### REQUIRED TASK
Copy every line that contains the string "this" from the entries below.

### THE DATA
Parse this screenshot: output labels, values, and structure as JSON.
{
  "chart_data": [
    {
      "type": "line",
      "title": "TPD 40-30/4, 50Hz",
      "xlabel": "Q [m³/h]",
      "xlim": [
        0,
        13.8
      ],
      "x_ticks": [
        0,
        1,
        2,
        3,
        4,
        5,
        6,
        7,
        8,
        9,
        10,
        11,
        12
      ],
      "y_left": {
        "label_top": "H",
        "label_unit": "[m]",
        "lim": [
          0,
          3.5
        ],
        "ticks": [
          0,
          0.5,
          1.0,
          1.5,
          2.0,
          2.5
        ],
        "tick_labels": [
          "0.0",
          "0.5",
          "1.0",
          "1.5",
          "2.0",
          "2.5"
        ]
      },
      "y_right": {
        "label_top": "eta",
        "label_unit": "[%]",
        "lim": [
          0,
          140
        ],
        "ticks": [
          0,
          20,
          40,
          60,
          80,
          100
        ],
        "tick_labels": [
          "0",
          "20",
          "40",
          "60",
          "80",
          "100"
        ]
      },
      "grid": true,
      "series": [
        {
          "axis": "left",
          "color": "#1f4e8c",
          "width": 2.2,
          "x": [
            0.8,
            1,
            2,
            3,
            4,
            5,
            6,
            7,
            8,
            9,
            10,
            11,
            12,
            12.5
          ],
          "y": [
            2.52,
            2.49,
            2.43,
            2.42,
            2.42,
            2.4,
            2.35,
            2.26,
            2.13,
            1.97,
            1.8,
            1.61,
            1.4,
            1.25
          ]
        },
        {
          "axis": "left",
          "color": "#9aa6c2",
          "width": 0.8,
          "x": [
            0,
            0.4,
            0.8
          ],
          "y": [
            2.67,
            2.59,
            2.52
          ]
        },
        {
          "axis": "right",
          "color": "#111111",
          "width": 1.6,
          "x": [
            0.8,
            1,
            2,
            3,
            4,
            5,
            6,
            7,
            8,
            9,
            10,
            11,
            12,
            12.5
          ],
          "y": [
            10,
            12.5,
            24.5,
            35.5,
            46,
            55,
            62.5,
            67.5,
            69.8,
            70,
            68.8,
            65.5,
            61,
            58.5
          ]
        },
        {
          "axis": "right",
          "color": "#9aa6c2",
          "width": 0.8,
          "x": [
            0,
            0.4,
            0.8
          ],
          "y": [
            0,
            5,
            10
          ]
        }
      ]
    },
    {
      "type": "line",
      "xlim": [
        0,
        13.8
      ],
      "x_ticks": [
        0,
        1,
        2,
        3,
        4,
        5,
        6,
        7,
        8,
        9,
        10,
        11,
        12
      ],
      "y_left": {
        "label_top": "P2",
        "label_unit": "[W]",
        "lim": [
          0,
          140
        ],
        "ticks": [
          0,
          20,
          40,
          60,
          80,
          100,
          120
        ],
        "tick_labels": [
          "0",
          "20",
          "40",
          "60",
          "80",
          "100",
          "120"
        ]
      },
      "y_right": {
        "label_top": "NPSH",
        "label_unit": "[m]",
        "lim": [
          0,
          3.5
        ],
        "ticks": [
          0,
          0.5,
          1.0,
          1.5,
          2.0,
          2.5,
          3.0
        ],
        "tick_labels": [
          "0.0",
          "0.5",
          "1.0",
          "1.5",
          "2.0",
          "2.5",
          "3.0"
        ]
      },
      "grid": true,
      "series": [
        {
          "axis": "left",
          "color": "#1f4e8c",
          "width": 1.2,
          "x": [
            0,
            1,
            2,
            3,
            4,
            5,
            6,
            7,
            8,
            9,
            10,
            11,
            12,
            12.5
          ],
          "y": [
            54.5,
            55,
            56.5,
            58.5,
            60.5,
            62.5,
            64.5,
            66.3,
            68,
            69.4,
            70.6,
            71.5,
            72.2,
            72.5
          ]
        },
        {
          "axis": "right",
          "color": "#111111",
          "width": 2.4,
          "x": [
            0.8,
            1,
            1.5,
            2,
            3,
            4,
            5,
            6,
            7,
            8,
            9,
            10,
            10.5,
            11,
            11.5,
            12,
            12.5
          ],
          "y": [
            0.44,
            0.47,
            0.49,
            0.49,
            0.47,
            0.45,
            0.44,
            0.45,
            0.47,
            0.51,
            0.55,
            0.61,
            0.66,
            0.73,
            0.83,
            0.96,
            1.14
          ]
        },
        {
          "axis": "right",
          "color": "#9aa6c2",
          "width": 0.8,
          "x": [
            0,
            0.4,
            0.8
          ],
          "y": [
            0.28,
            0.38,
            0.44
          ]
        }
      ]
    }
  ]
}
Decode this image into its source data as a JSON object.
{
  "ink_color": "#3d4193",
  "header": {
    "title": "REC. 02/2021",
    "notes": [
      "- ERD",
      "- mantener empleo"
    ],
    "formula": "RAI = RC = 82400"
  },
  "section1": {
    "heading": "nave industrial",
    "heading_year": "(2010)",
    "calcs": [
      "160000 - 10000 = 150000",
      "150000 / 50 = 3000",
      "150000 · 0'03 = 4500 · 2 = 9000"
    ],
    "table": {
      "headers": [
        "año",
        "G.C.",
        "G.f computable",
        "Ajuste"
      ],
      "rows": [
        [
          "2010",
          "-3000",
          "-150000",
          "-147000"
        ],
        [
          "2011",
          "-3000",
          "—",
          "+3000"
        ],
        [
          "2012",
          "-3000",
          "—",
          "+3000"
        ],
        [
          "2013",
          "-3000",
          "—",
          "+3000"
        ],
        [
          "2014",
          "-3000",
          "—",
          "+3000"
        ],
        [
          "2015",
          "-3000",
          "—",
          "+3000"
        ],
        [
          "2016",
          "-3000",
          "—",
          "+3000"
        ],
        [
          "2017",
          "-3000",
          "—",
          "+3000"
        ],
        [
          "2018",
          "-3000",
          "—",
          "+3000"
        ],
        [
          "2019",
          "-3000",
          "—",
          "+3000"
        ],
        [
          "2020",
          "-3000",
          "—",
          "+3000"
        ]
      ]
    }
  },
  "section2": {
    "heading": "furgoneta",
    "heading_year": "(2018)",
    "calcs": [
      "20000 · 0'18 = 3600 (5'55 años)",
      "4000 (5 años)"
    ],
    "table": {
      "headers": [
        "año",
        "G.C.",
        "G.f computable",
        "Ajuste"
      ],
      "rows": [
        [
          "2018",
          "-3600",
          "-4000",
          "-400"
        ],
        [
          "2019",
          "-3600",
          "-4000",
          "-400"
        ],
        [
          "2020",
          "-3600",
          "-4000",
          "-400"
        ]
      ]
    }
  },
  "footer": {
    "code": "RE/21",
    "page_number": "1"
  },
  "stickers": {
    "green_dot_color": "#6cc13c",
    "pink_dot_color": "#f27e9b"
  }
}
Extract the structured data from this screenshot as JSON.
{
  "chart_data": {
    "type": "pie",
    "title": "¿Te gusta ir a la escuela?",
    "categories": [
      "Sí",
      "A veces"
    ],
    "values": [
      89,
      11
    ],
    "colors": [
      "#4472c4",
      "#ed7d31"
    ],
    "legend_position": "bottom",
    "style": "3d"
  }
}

### RESPONSE
Parse this screenshot: output labels, values, and structure as JSON.
Decode this image into its source data as a JSON object.
Extract the structured data from this screenshot as JSON.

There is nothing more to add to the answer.